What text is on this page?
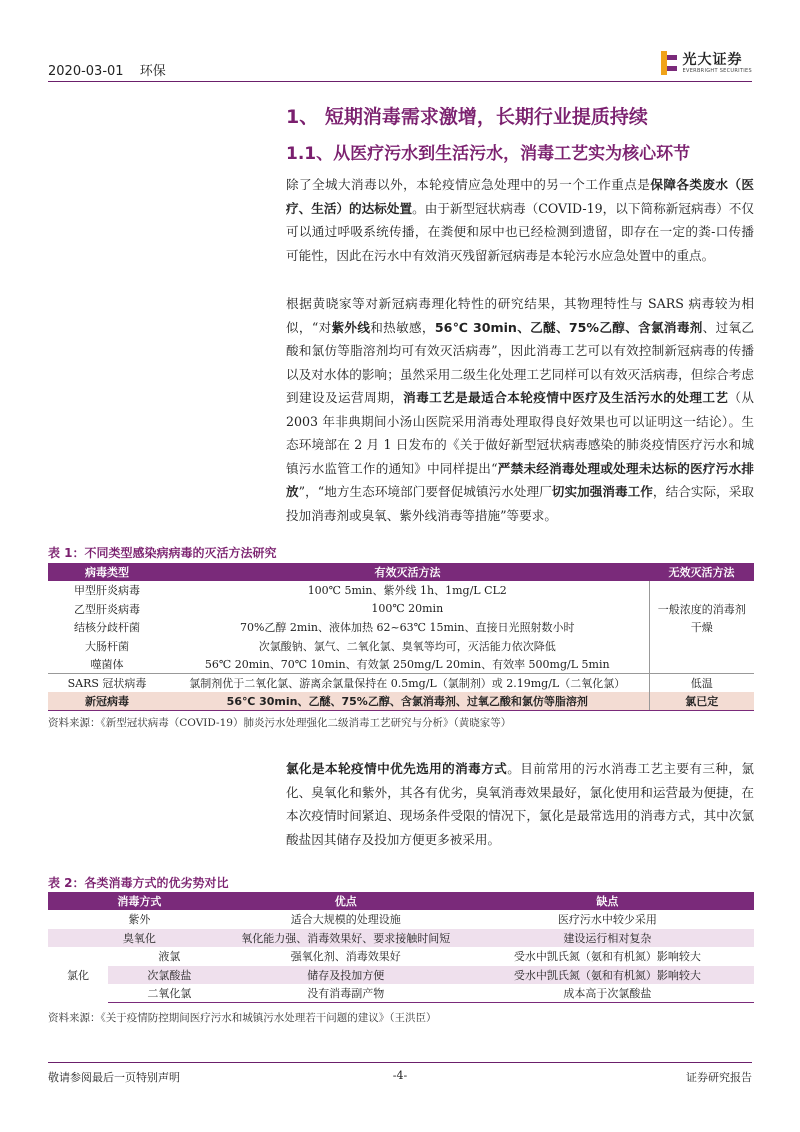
2020-03-01 环保
光大证券
EVERBRIGHT SECURITIES
1、 短期消毒需求激增，长期行业提质持续
1.1、从医疗污水到生活污水，消毒工艺实为核心环节
除了全城大消毒以外，本轮疫情应急处理中的另一个工作重点是保障各类废水（医疗、生活）的达标处置。由于新型冠状病毒（COVID-19，以下简称新冠病毒）不仅可以通过呼吸系统传播，在粪便和尿中也已经检测到遗留，即存在一定的粪-口传播可能性，因此在污水中有效消灭残留新冠病毒是本轮污水应急处置中的重点。
根据黄晓家等对新冠病毒理化特性的研究结果，其物理特性与 SARS 病毒较为相似，“对紫外线和热敏感，56℃ 30min、乙醚、75%乙醇、含氯消毒剂、过氧乙酸和氯仿等脂溶剂均可有效灭活病毒”，因此消毒工艺可以有效控制新冠病毒的传播以及对水体的影响；虽然采用二级生化处理工艺同样可以有效灭活病毒，但综合考虑到建设及运营周期，消毒工艺是最适合本轮疫情中医疗及生活污水的处理工艺（从 2003 年非典期间小汤山医院采用消毒处理取得良好效果也可以证明这一结论）。生态环境部在 2 月 1 日发布的《关于做好新型冠状病毒感染的肺炎疫情医疗污水和城镇污水监管工作的通知》中同样提出“严禁未经消毒处理或处理未达标的医疗污水排放”，“地方生态环境部门要督促城镇污水处理厂切实加强消毒工作，结合实际，采取投加消毒剂或臭氧、紫外线消毒等措施”等要求。
表 1：不同类型感染病病毒的灭活方法研究
病毒类型	有效灭活方法	无效灭活方法
甲型肝炎病毒	100℃ 5min、紫外线 1h、1mg/L CL2	
乙型肝炎病毒	100℃ 20min	一般浓度的消毒剂
结核分歧杆菌	70%乙醇 2min、液体加热 62~63℃ 15min、直接日光照射数小时	干燥
大肠杆菌	次氯酸钠、氯气、二氧化氯、臭氧等均可，灭活能力依次降低	
噬菌体	56℃ 20min、70℃ 10min、有效氯 250mg/L 20min、有效率 500mg/L 5min	
SARS 冠状病毒	氯制剂优于二氧化氯、游离余氯量保持在 0.5mg/L（氯制剂）或 2.19mg/L（二氧化氯）	低温
新冠病毒	56℃ 30min、乙醚、75%乙醇、含氯消毒剂、过氧乙酸和氯仿等脂溶剂	氯已定
资料来源：《新型冠状病毒（COVID-19）肺炎污水处理强化二级消毒工艺研究与分析》（黄晓家等）
氯化是本轮疫情中优先选用的消毒方式。目前常用的污水消毒工艺主要有三种，氯化、臭氧化和紫外，其各有优劣，臭氧消毒效果最好，氯化使用和运营最为便捷，在本次疫情时间紧迫、现场条件受限的情况下，氯化是最常选用的消毒方式，其中次氯酸盐因其储存及投加方便更多被采用。
表 2：各类消毒方式的优劣势对比
消毒方式		优点	缺点
紫外		适合大规模的处理设施	医疗污水中较少采用
臭氧化		氧化能力强、消毒效果好、要求接触时间短	建设运行相对复杂
氯化	液氯	强氧化剂、消毒效果好	受水中凯氏氮（氨和有机氮）影响较大
	次氯酸盐	储存及投加方便	受水中凯氏氮（氨和有机氮）影响较大
	二氧化氯	没有消毒副产物	成本高于次氯酸盐
资料来源：《关于疫情防控期间医疗污水和城镇污水处理若干问题的建议》（王洪臣）
敬请参阅最后一页特别声明	-4-	证券研究报告
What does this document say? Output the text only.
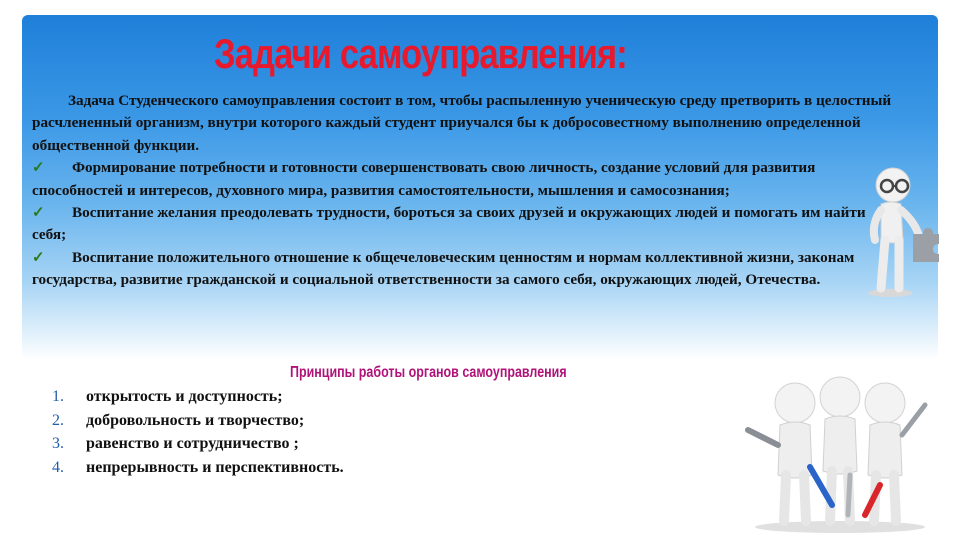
Задачи самоуправления:

Задача Студенческого самоуправления состоит в том, чтобы распыленную ученическую среду претворить в целостный расчлененный организм, внутри которого каждый студент приучался бы к добросовестному выполнению определенной общественной функции.

✓ Формирование потребности и готовности совершенствовать свою личность, создание условий для развития способностей и интересов, духовного мира, развития самостоятельности, мышления и самосознания;

✓ Воспитание желания преодолевать трудности, бороться за своих друзей и окружающих людей и помогать им найти себя;

✓ Воспитание положительного отношение к общечеловеческим ценностям и нормам коллективной жизни, законам государства, развитие гражданской и социальной ответственности за самого себя, окружающих людей, Отечества.

Принципы работы органов самоуправления
1.	открытость и доступность;
2.	добровольность и творчество;
3.	равенство и сотрудничество ;
4.	непрерывность и перспективность.
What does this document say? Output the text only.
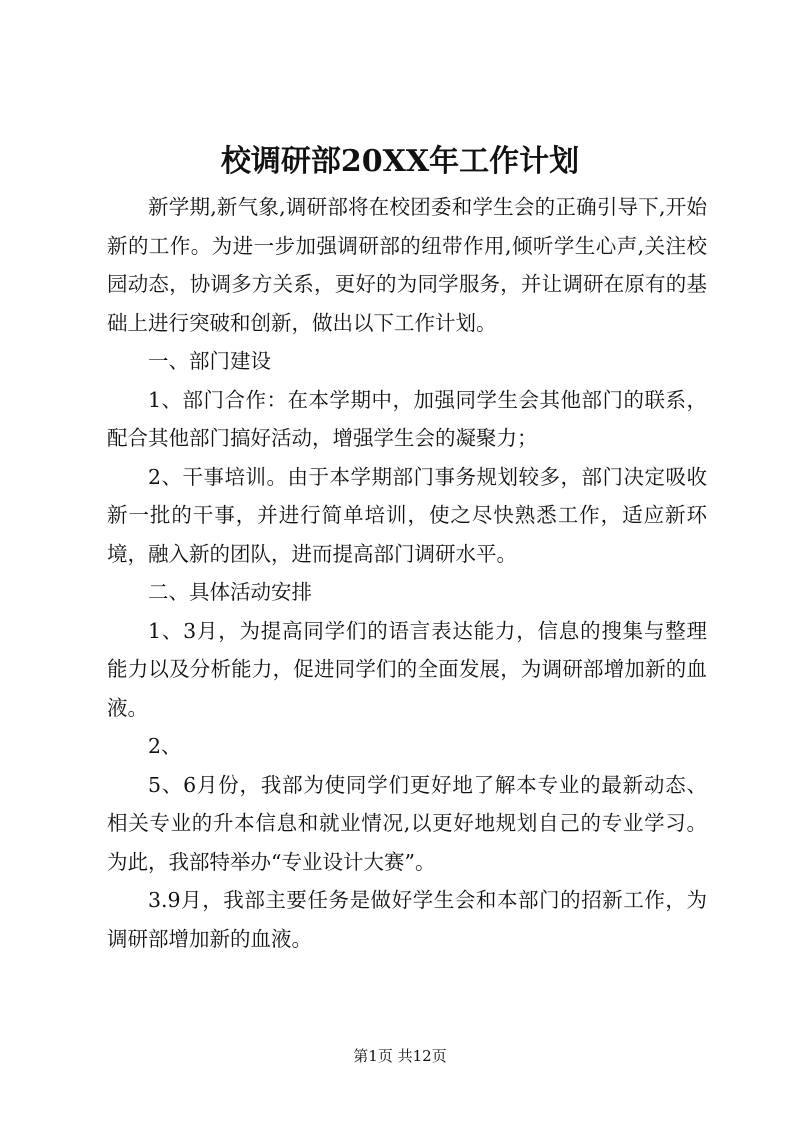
校调研部20XX年工作计划

新学期,新气象,调研部将在校团委和学生会的正确引导下,开始新的工作。为进一步加强调研部的纽带作用,倾听学生心声,关注校园动态，协调多方关系，更好的为同学服务，并让调研在原有的基础上进行突破和创新，做出以下工作计划。

一、部门建设

1、部门合作：在本学期中，加强同学生会其他部门的联系，配合其他部门搞好活动，增强学生会的凝聚力；

2、干事培训。由于本学期部门事务规划较多，部门决定吸收新一批的干事，并进行简单培训，使之尽快熟悉工作，适应新环境，融入新的团队，进而提高部门调研水平。

二、具体活动安排

1、3月，为提高同学们的语言表达能力，信息的搜集与整理能力以及分析能力，促进同学们的全面发展，为调研部增加新的血液。

2、

5、6月份，我部为使同学们更好地了解本专业的最新动态、相关专业的升本信息和就业情况,以更好地规划自己的专业学习。为此，我部特举办“专业设计大赛”。

3.9月，我部主要任务是做好学生会和本部门的招新工作，为调研部增加新的血液。

第1页 共12页
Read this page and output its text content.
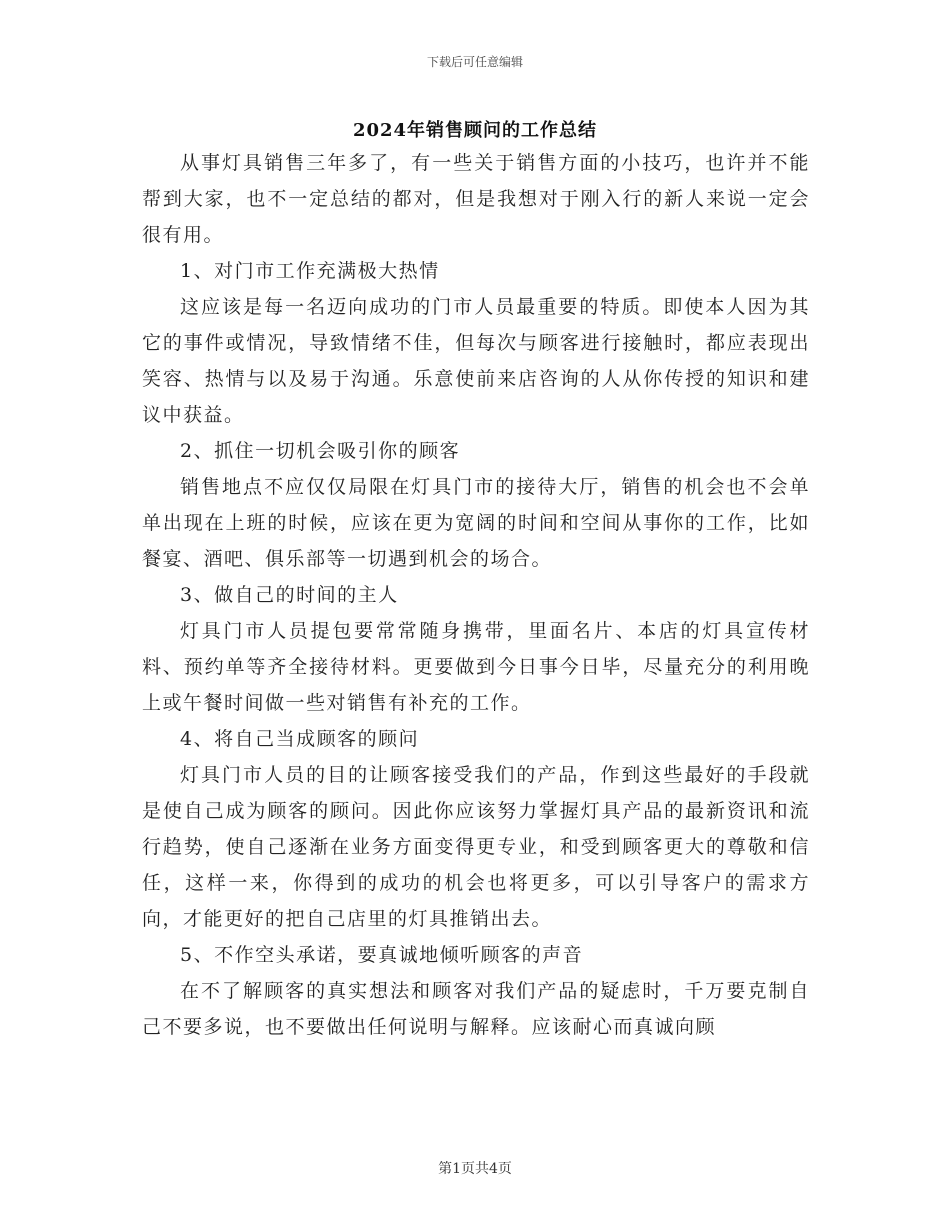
下载后可任意编辑
2024年销售顾问的工作总结

从事灯具销售三年多了，有一些关于销售方面的小技巧，也许并不能帮到大家，也不一定总结的都对，但是我想对于刚入行的新人来说一定会很有用。

1、对门市工作充满极大热情

这应该是每一名迈向成功的门市人员最重要的特质。即使本人因为其它的事件或情况，导致情绪不佳，但每次与顾客进行接触时，都应表现出笑容、热情与以及易于沟通。乐意使前来店咨询的人从你传授的知识和建议中获益。

2、抓住一切机会吸引你的顾客

销售地点不应仅仅局限在灯具门市的接待大厅，销售的机会也不会单单出现在上班的时候，应该在更为宽阔的时间和空间从事你的工作，比如餐宴、酒吧、俱乐部等一切遇到机会的场合。

3、做自己的时间的主人

灯具门市人员提包要常常随身携带，里面名片、本店的灯具宣传材料、预约单等齐全接待材料。更要做到今日事今日毕，尽量充分的利用晚上或午餐时间做一些对销售有补充的工作。

4、将自己当成顾客的顾问

灯具门市人员的目的让顾客接受我们的产品，作到这些最好的手段就是使自己成为顾客的顾问。因此你应该努力掌握灯具产品的最新资讯和流行趋势，使自己逐渐在业务方面变得更专业，和受到顾客更大的尊敬和信任，这样一来，你得到的成功的机会也将更多，可以引导客户的需求方向，才能更好的把自己店里的灯具推销出去。

5、不作空头承诺，要真诚地倾听顾客的声音

在不了解顾客的真实想法和顾客对我们产品的疑虑时，千万要克制自己不要多说，也不要做出任何说明与解释。应该耐心而真诚向顾

第1页共4页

Stated task:
Look over the listing above. Pick out and copy every line that includes "氨和有机氮".

Full solution:
氯化	液氯	强氧化剂、消毒效果好	受水中凯氏氮（氨和有机氮）影响较大
	次氯酸盐	储存及投加方便	受水中凯氏氮（氨和有机氮）影响较大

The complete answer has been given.